> [What is required]: Where a line holds the string "Broccoli", return that line.

(Collected data)
----
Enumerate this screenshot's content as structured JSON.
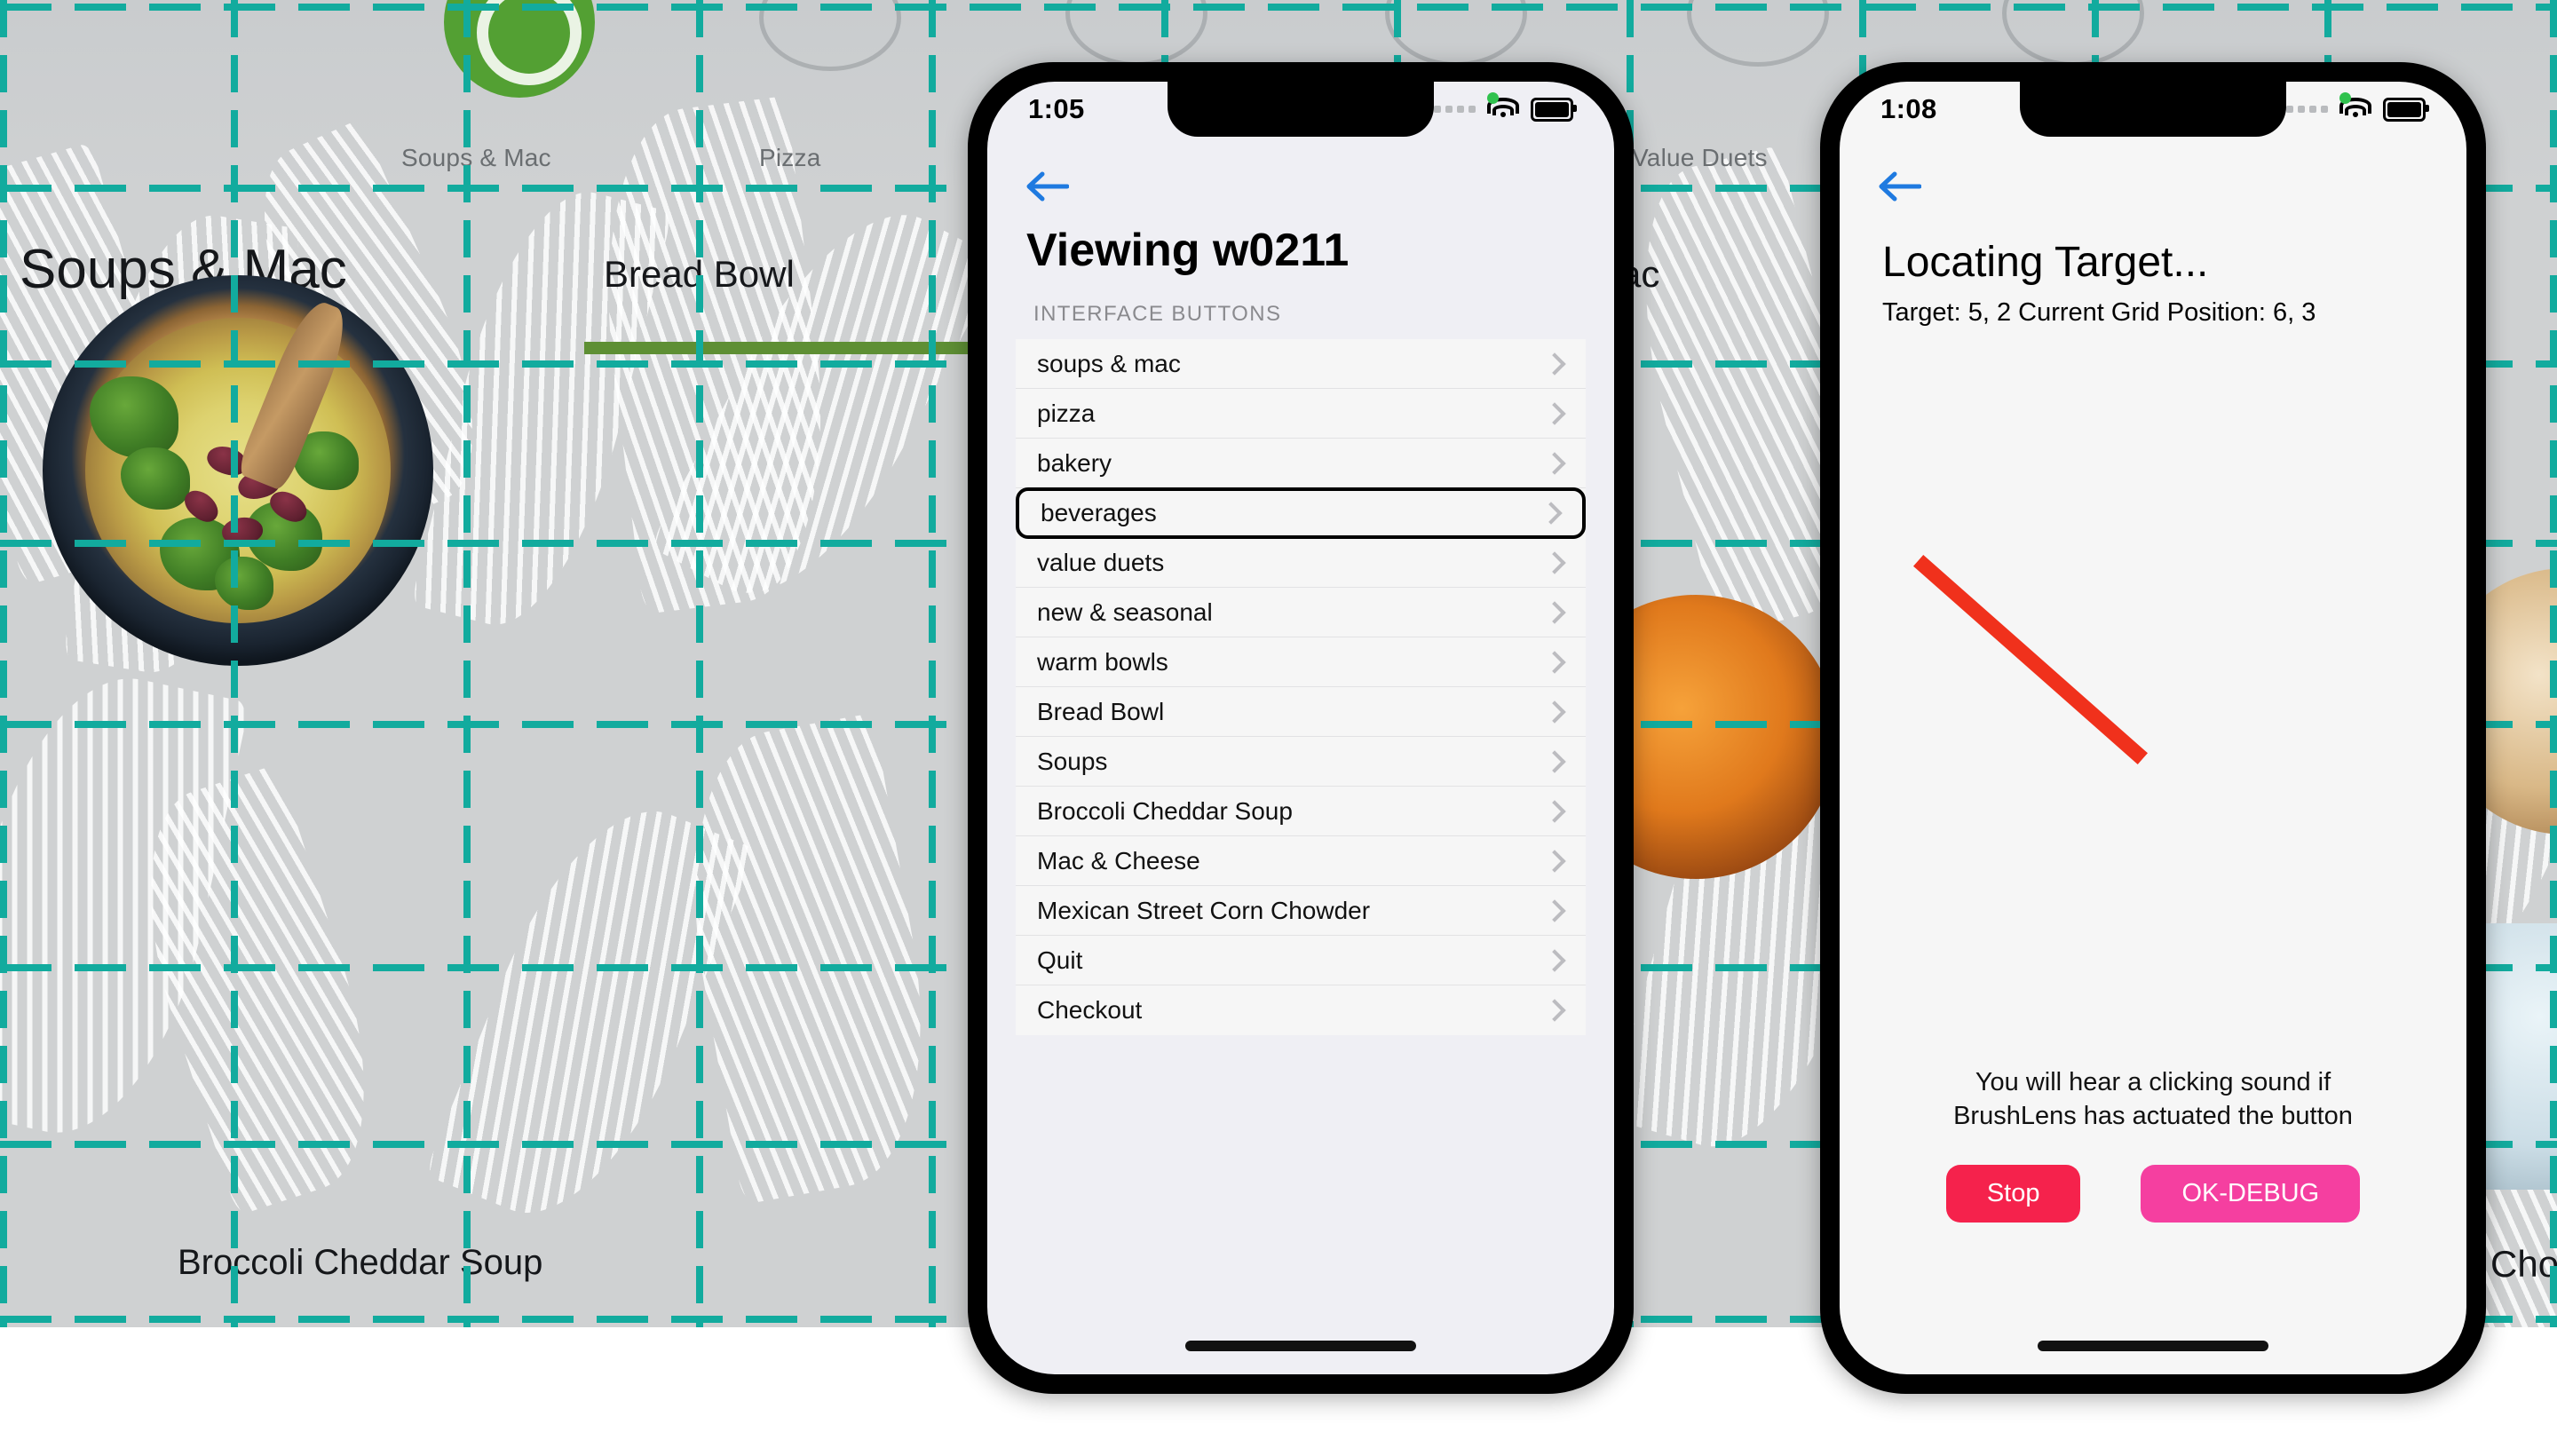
{
  "background_app": {
    "name": "panera-menu-screen",
    "category_labels": [
      "Soups & Mac",
      "Pizza",
      "Value Duets"
    ],
    "headline_labels": [
      "Soups & Mac",
      "Bread Bowl",
      "Mac",
      "Cho"
    ],
    "item_caption": "Broccoli Cheddar Soup",
    "grid_color": "#12ab9e"
  },
  "phone_middle": {
    "status": {
      "time": "1:05",
      "wifi_icon": "wifi-icon",
      "battery_icon": "battery-icon",
      "recording_dot": "green-recording-dot"
    },
    "back_icon": "back-arrow-icon",
    "title": "Viewing w0211",
    "section_header": "INTERFACE BUTTONS",
    "list_items": [
      {
        "label": "soups & mac",
        "selected": false
      },
      {
        "label": "pizza",
        "selected": false
      },
      {
        "label": "bakery",
        "selected": false
      },
      {
        "label": "beverages",
        "selected": true
      },
      {
        "label": "value duets",
        "selected": false
      },
      {
        "label": "new & seasonal",
        "selected": false
      },
      {
        "label": "warm bowls",
        "selected": false
      },
      {
        "label": "Bread Bowl",
        "selected": false
      },
      {
        "label": "Soups",
        "selected": false
      },
      {
        "label": "Broccoli Cheddar Soup",
        "selected": false
      },
      {
        "label": "Mac & Cheese",
        "selected": false
      },
      {
        "label": "Mexican Street Corn Chowder",
        "selected": false
      },
      {
        "label": "Quit",
        "selected": false
      },
      {
        "label": "Checkout",
        "selected": false
      }
    ],
    "chevron_icon": "chevron-right-icon",
    "home_indicator": "home-indicator"
  },
  "phone_right": {
    "status": {
      "time": "1:08",
      "wifi_icon": "wifi-icon",
      "battery_icon": "battery-icon",
      "recording_dot": "green-recording-dot"
    },
    "back_icon": "back-arrow-icon",
    "title": "Locating Target...",
    "subtitle": "Target: 5, 2  Current Grid Position: 6, 3",
    "target_coords": "5, 2",
    "current_grid_position": "6, 3",
    "direction_arrow": {
      "name": "red-direction-arrow",
      "color": "#f0311c"
    },
    "hint_line1": "You will hear a clicking sound if",
    "hint_line2": "BrushLens has actuated the button",
    "buttons": [
      {
        "label": "Stop",
        "color": "#f5224c"
      },
      {
        "label": "OK-DEBUG",
        "color": "#f53fa0"
      }
    ],
    "home_indicator": "home-indicator"
  }
}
----
> [Answer to this problem]:
    "item_caption": "Broccoli Cheddar Soup",
        "label": "Broccoli Cheddar Soup",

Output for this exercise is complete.